Data lines |
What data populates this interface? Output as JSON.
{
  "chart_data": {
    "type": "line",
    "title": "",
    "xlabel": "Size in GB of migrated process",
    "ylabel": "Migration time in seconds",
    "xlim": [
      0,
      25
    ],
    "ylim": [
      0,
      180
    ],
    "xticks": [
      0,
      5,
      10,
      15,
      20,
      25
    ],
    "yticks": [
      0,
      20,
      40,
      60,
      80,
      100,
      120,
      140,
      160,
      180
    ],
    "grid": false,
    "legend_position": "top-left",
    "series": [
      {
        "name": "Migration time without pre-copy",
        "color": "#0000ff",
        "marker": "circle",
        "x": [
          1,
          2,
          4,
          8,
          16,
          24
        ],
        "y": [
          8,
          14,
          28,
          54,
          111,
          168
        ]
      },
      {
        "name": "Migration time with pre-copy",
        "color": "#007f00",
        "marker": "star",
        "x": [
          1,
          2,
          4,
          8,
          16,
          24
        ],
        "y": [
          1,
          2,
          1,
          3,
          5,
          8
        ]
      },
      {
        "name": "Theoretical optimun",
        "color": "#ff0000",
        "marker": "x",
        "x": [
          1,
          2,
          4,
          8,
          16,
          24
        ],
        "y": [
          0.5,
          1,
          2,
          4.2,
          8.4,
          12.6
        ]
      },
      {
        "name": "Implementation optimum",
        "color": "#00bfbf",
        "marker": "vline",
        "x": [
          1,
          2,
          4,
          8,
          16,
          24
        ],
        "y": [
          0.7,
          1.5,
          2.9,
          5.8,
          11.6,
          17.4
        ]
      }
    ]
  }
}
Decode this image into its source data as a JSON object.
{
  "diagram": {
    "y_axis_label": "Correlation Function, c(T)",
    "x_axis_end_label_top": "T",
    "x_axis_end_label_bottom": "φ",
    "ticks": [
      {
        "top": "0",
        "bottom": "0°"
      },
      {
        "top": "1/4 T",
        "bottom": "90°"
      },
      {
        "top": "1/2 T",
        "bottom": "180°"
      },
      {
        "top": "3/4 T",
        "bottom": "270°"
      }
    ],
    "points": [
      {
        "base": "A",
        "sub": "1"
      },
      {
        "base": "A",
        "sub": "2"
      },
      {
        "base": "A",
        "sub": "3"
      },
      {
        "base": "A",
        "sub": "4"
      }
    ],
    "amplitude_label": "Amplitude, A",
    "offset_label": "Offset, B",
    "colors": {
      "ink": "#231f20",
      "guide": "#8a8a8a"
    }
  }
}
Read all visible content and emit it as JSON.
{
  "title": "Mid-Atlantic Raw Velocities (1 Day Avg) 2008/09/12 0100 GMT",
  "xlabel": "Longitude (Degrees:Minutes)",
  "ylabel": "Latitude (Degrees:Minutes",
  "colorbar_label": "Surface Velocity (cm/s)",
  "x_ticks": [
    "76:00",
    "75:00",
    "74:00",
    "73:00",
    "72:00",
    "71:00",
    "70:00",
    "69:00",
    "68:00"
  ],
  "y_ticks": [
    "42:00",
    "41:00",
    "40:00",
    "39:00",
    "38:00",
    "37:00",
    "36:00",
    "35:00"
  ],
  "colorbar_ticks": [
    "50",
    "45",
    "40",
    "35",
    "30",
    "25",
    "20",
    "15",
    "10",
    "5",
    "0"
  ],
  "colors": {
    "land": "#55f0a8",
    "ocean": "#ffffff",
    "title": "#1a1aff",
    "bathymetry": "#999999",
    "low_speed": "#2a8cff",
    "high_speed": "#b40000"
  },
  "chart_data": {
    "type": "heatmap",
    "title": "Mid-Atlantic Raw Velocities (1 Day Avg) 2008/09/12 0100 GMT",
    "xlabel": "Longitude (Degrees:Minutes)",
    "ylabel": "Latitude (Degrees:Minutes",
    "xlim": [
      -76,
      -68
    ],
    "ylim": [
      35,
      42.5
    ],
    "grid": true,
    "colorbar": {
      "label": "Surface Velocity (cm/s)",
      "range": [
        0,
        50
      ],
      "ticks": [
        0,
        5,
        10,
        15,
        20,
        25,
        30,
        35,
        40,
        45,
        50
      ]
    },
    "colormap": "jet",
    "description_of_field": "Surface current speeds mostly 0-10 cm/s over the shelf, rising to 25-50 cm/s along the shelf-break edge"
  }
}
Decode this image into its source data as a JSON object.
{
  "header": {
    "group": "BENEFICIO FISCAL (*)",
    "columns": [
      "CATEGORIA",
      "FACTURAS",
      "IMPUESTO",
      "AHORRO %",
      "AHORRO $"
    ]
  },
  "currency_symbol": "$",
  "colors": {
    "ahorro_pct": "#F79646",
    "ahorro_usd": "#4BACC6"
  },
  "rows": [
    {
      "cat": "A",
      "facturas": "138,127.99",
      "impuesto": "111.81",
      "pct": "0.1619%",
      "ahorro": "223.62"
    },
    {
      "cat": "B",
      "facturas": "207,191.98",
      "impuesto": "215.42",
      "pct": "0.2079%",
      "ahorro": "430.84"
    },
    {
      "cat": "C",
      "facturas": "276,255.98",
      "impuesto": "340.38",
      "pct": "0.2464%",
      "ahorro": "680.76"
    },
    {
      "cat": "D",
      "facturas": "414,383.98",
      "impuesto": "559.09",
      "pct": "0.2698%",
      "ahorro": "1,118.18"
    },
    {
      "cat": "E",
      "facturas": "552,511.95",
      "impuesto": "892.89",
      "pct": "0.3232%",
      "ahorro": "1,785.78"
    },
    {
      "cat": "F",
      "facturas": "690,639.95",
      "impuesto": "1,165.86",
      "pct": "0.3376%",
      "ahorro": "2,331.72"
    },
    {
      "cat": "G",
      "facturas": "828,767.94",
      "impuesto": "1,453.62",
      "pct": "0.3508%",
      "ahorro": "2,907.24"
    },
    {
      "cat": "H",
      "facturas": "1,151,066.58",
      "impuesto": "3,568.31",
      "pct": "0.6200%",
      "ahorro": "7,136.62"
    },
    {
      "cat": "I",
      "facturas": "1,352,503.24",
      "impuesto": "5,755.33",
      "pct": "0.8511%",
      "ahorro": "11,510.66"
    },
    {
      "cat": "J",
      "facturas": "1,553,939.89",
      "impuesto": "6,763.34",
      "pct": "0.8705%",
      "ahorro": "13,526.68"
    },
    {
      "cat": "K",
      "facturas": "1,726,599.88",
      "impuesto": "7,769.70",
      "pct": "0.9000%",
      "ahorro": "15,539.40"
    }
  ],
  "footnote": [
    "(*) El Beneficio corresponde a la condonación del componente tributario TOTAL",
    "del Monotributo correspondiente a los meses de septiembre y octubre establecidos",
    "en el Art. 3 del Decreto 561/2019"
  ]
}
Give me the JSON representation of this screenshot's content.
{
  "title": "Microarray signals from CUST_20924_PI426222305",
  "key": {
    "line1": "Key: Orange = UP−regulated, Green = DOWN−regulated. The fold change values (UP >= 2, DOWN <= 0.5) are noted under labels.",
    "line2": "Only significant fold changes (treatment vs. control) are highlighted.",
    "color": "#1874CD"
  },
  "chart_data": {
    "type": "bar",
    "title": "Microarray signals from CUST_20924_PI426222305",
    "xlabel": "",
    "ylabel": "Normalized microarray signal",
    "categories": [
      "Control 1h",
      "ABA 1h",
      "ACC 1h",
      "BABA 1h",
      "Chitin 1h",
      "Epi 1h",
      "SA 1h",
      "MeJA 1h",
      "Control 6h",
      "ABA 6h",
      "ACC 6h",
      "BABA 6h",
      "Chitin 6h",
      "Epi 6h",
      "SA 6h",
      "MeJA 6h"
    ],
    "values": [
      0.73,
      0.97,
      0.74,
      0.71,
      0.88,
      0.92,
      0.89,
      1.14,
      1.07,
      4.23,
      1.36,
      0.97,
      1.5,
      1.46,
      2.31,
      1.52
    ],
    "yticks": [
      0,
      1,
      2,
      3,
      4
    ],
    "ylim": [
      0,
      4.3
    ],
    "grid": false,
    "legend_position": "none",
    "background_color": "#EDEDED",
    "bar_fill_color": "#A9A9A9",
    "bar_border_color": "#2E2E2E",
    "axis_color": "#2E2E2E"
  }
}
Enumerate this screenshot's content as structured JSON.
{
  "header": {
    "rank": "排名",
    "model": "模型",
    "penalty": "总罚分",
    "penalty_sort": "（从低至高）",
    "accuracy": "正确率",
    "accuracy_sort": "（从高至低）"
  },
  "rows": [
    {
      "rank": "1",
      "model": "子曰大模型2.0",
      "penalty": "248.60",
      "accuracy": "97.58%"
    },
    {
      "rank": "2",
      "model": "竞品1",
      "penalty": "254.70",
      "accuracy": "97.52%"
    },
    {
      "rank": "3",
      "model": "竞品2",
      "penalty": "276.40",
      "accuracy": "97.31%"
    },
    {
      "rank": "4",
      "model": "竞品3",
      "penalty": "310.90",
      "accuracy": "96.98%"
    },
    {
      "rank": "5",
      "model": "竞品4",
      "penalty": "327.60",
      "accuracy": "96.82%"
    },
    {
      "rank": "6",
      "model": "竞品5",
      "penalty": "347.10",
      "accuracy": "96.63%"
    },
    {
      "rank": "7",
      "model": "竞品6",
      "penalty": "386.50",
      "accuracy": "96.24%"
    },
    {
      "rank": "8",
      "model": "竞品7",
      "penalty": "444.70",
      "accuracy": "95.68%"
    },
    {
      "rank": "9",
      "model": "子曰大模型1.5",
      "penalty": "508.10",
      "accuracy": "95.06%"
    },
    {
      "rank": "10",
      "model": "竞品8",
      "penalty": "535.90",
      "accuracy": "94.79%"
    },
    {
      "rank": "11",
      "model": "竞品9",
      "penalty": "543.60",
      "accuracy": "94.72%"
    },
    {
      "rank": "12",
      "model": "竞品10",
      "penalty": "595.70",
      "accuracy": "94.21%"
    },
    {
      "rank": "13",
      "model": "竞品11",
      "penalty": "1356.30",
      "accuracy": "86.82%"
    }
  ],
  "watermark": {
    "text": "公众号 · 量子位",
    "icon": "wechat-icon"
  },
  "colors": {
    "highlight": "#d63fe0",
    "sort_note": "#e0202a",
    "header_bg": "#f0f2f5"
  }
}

Aim of the exercise |
Beginning at the line that holds "Enumerate this screenshot's", reproduce each line of the records above down to and including the last one.

Solved problem |
Enumerate this screenshot's content as structured JSON.
{
  "header": {
    "rank": "排名",
    "model": "模型",
    "penalty": "总罚分",
    "penalty_sort": "（从低至高）",
    "accuracy": "正确率",
    "accuracy_sort": "（从高至低）"
  },
  "rows": [
    {
      "rank": "1",
      "model": "子曰大模型2.0",
      "penalty": "248.60",
      "accuracy": "97.58%"
    },
    {
      "rank": "2",
      "model": "竞品1",
      "penalty": "254.70",
      "accuracy": "97.52%"
    },
    {
      "rank": "3",
      "model": "竞品2",
      "penalty": "276.40",
      "accuracy": "97.31%"
    },
    {
      "rank": "4",
      "model": "竞品3",
      "penalty": "310.90",
      "accuracy": "96.98%"
    },
    {
      "rank": "5",
      "model": "竞品4",
      "penalty": "327.60",
      "accuracy": "96.82%"
    },
    {
      "rank": "6",
      "model": "竞品5",
      "penalty": "347.10",
      "accuracy": "96.63%"
    },
    {
      "rank": "7",
      "model": "竞品6",
      "penalty": "386.50",
      "accuracy": "96.24%"
    },
    {
      "rank": "8",
      "model": "竞品7",
      "penalty": "444.70",
      "accuracy": "95.68%"
    },
    {
      "rank": "9",
      "model": "子曰大模型1.5",
      "penalty": "508.10",
      "accuracy": "95.06%"
    },
    {
      "rank": "10",
      "model": "竞品8",
      "penalty": "535.90",
      "accuracy": "94.79%"
    },
    {
      "rank": "11",
      "model": "竞品9",
      "penalty": "543.60",
      "accuracy": "94.72%"
    },
    {
      "rank": "12",
      "model": "竞品10",
      "penalty": "595.70",
      "accuracy": "94.21%"
    },
    {
      "rank": "13",
      "model": "竞品11",
      "penalty": "1356.30",
      "accuracy": "86.82%"
    }
  ],
  "watermark": {
    "text": "公众号 · 量子位",
    "icon": "wechat-icon"
  },
  "colors": {
    "highlight": "#d63fe0",
    "sort_note": "#e0202a",
    "header_bg": "#f0f2f5"
  }
}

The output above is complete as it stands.